Set problem »
Each entry below must be repeated exactly, with pictures left out.

— Begin —

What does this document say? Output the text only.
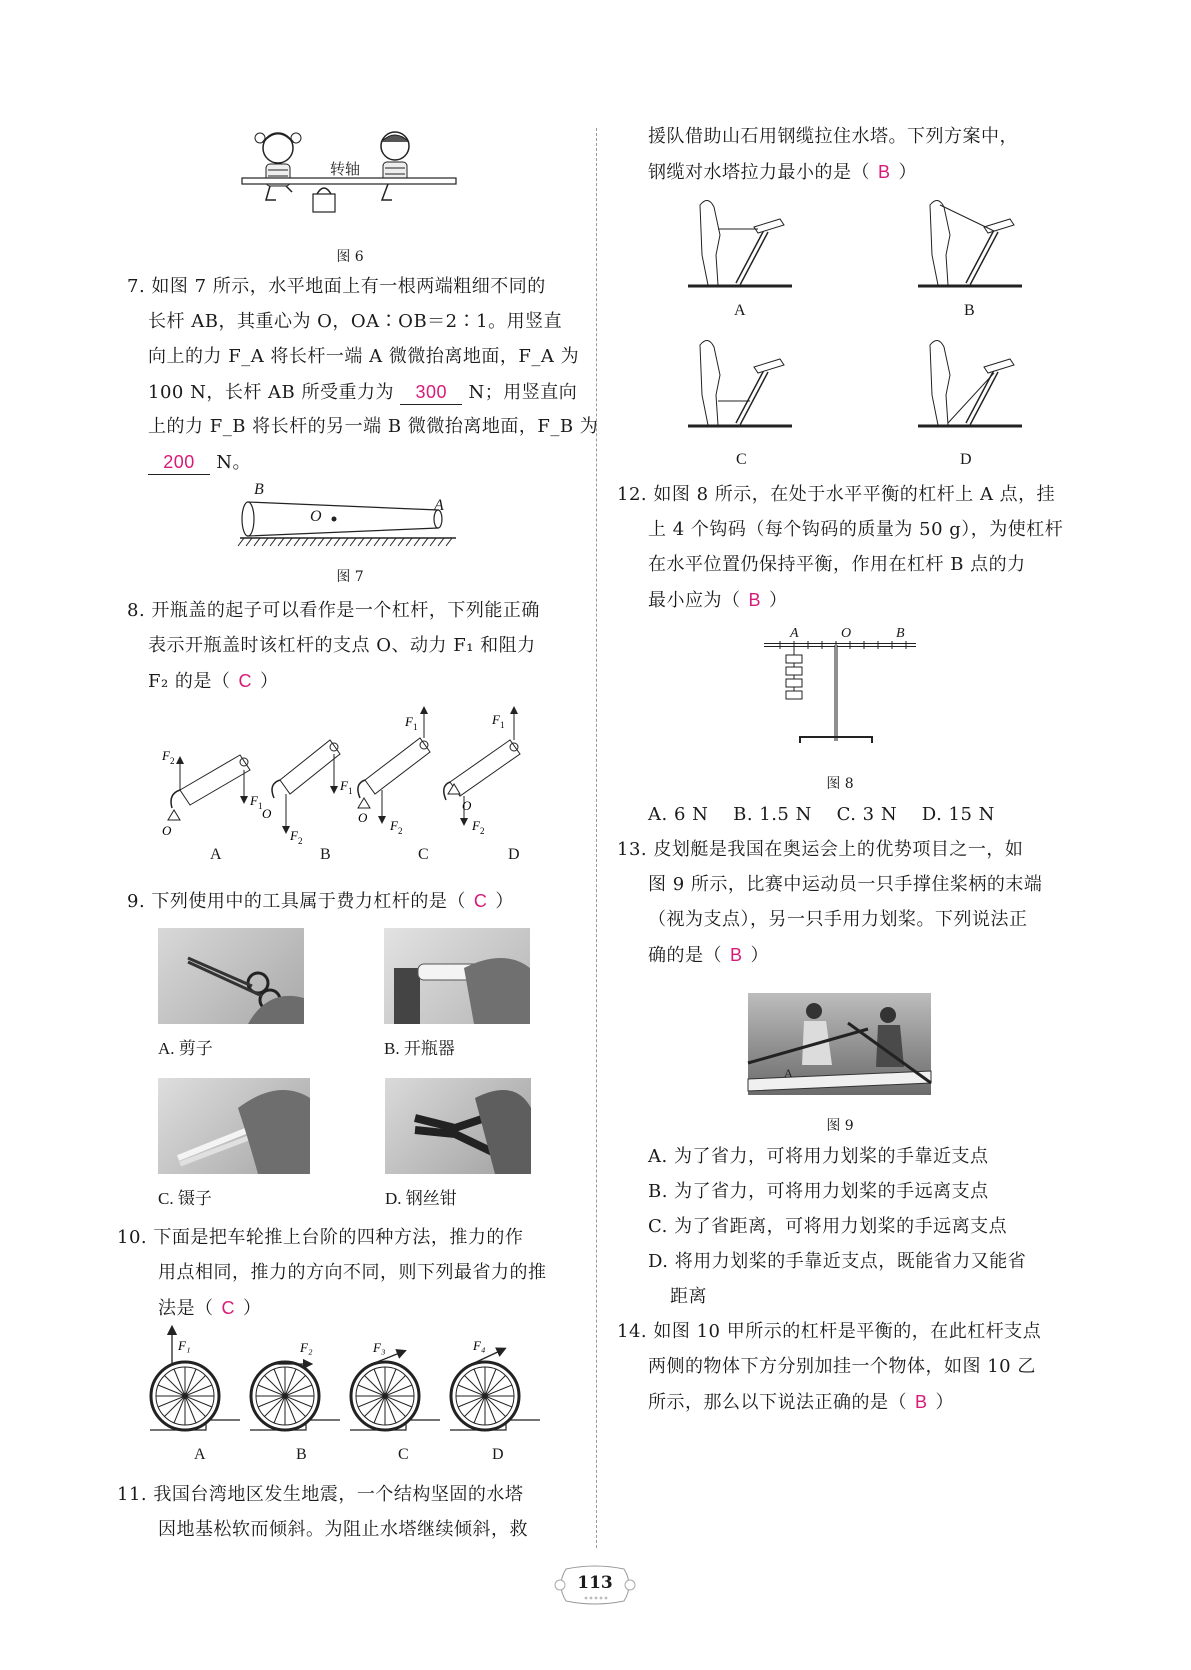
转轴
图 6
7. 如图 7 所示，水平地面上有一根两端粗细不同的
长杆 AB，其重心为 O，OA∶OB＝2∶1。用竖直
向上的力 F_A 将长杆一端 A 微微抬离地面，F_A 为
100 N，长杆 AB 所受重力为 300 N；用竖直向
上的力 F_B 将长杆的另一端 B 微微抬离地面，F_B 为
200 N。
B
O
A
图 7
8. 开瓶盖的起子可以看作是一个杠杆，下列能正确
表示开瓶盖时该杠杆的支点 O、动力 F₁ 和阻力
F₂ 的是（ C ）
F 2
F 1
O
F 1
F 2
O
F 1
F 2
O
F 1
F 2
O
A	B	C	D
9. 下列使用中的工具属于费力杠杆的是（ C ）
A. 剪子	B. 开瓶器
C. 镊子	D. 钢丝钳
10. 下面是把车轮推上台阶的四种方法，推力的作
用点相同，推力的方向不同，则下列最省力的推
法是（ C ）
F₁	F₂	F₃	F₄
A	B	C	D
11. 我国台湾地区发生地震，一个结构坚固的水塔
因地基松软而倾斜。为阻止水塔继续倾斜，救
援队借助山石用钢缆拉住水塔。下列方案中，
钢缆对水塔拉力最小的是（ B ）
A	B
C	D
12. 如图 8 所示，在处于水平平衡的杠杆上 A 点，挂
上 4 个钩码（每个钩码的质量为 50 g），为使杠杆
在水平位置仍保持平衡，作用在杠杆 B 点的力
最小应为（ B ）
A	O	B
图 8
A. 6 N　 B. 1.5 N　 C. 3 N　 D. 15 N
13. 皮划艇是我国在奥运会上的优势项目之一，如
图 9 所示，比赛中运动员一只手撑住桨柄的末端
（视为支点），另一只手用力划桨。下列说法正
确的是（ B ）
A
图 9
A. 为了省力，可将用力划桨的手靠近支点
B. 为了省力，可将用力划桨的手远离支点
C. 为了省距离，可将用力划桨的手远离支点
D. 将用力划桨的手靠近支点，既能省力又能省
距离
14. 如图 10 甲所示的杠杆是平衡的，在此杠杆支点
两侧的物体下方分别加挂一个物体，如图 10 乙
所示，那么以下说法正确的是（ B ）
113
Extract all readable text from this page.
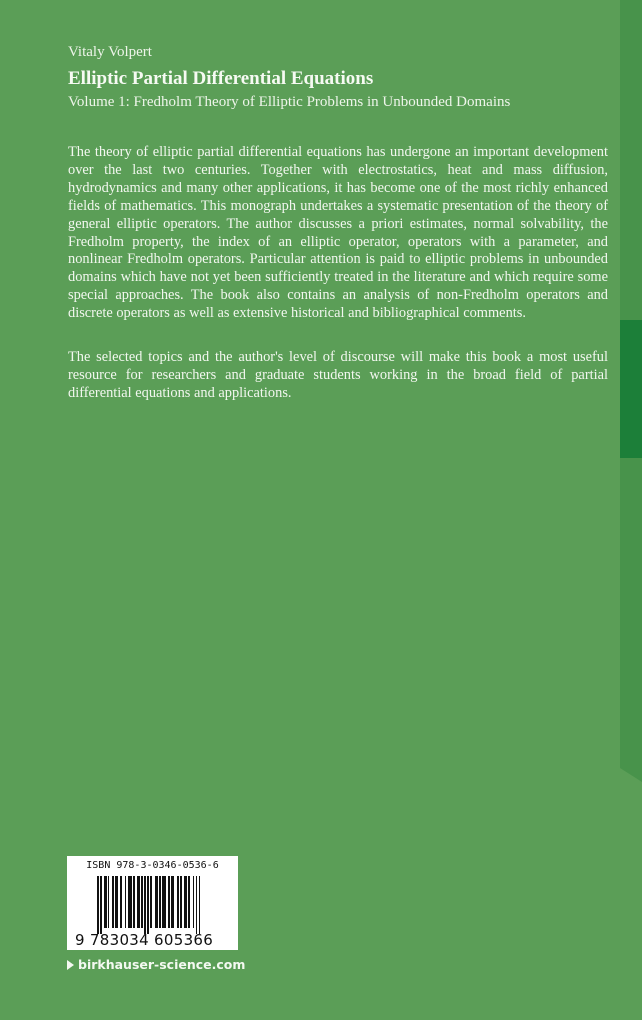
Vitaly Volpert
Elliptic Partial Differential Equations
Volume 1: Fredholm Theory of Elliptic Problems in Unbounded Domains

The theory of elliptic partial differential equations has undergone an important development over the last two centuries. Together with electrostatics, heat and mass diffusion, hydrodynamics and many other applications, it has become one of the most richly enhanced fields of mathematics. This monograph undertakes a systematic presentation of the theory of general elliptic operators. The author discusses a priori estimates, normal solvability, the Fredholm property, the index of an elliptic operator, operators with a parameter, and nonlinear Fredholm operators. Particular attention is paid to elliptic problems in unbounded domains which have not yet been sufficiently treated in the literature and which require some special approaches. The book also contains an analysis of non-Fredholm operators and discrete operators as well as extensive historical and bibliographical comments.

The selected topics and the author's level of discourse will make this book a most useful resource for researchers and graduate students working in the broad field of partial differential equations and applications.

ISBN 978-3-0346-0536-6
9 783034 605366
birkhauser-science.com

— End —

Solution »
What does this document say? Output the text only.
转轴
图 6
7. 如图 7 所示，水平地面上有一根两端粗细不同的
长杆 AB，其重心为 O，OA∶OB＝2∶1。用竖直
向上的力 F_A 将长杆一端 A 微微抬离地面，F_A 为
100 N，长杆 AB 所受重力为 300 N；用竖直向
上的力 F_B 将长杆的另一端 B 微微抬离地面，F_B 为
200 N。
B
O
A
图 7
8. 开瓶盖的起子可以看作是一个杠杆，下列能正确
表示开瓶盖时该杠杆的支点 O、动力 F₁ 和阻力
F₂ 的是（ C ）
F 2
F 1
O
F 1
F 2
O
F 1
F 2
O
F 1
F 2
O
A	B	C	D
9. 下列使用中的工具属于费力杠杆的是（ C ）
A. 剪子	B. 开瓶器
C. 镊子	D. 钢丝钳
10. 下面是把车轮推上台阶的四种方法，推力的作
用点相同，推力的方向不同，则下列最省力的推
法是（ C ）
F₁	F₂	F₃	F₄
A	B	C	D
11. 我国台湾地区发生地震，一个结构坚固的水塔
因地基松软而倾斜。为阻止水塔继续倾斜，救
援队借助山石用钢缆拉住水塔。下列方案中，
钢缆对水塔拉力最小的是（ B ）
A	B
C	D
12. 如图 8 所示，在处于水平平衡的杠杆上 A 点，挂
上 4 个钩码（每个钩码的质量为 50 g），为使杠杆
在水平位置仍保持平衡，作用在杠杆 B 点的力
最小应为（ B ）
A	O	B
图 8
A. 6 N　 B. 1.5 N　 C. 3 N　 D. 15 N
13. 皮划艇是我国在奥运会上的优势项目之一，如
图 9 所示，比赛中运动员一只手撑住桨柄的末端
（视为支点），另一只手用力划桨。下列说法正
确的是（ B ）
A
图 9
A. 为了省力，可将用力划桨的手靠近支点
B. 为了省力，可将用力划桨的手远离支点
C. 为了省距离，可将用力划桨的手远离支点
D. 将用力划桨的手靠近支点，既能省力又能省
距离
14. 如图 10 甲所示的杠杆是平衡的，在此杠杆支点
两侧的物体下方分别加挂一个物体，如图 10 乙
所示，那么以下说法正确的是（ B ）
113
Extract all readable text from this page.
Vitaly Volpert
Elliptic Partial Differential Equations
Volume 1: Fredholm Theory of Elliptic Problems in Unbounded Domains

The theory of elliptic partial differential equations has undergone an important development over the last two centuries. Together with electrostatics, heat and mass diffusion, hydrodynamics and many other applications, it has become one of the most richly enhanced fields of mathematics. This monograph undertakes a systematic presentation of the theory of general elliptic operators. The author discusses a priori estimates, normal solvability, the Fredholm property, the index of an elliptic operator, operators with a parameter, and nonlinear Fredholm operators. Particular attention is paid to elliptic problems in unbounded domains which have not yet been sufficiently treated in the literature and which require some special approaches. The book also contains an analysis of non-Fredholm operators and discrete operators as well as extensive historical and bibliographical comments.

The selected topics and the author's level of discourse will make this book a most useful resource for researchers and graduate students working in the broad field of partial differential equations and applications.

ISBN 978-3-0346-0536-6
9 783034 605366
birkhauser-science.com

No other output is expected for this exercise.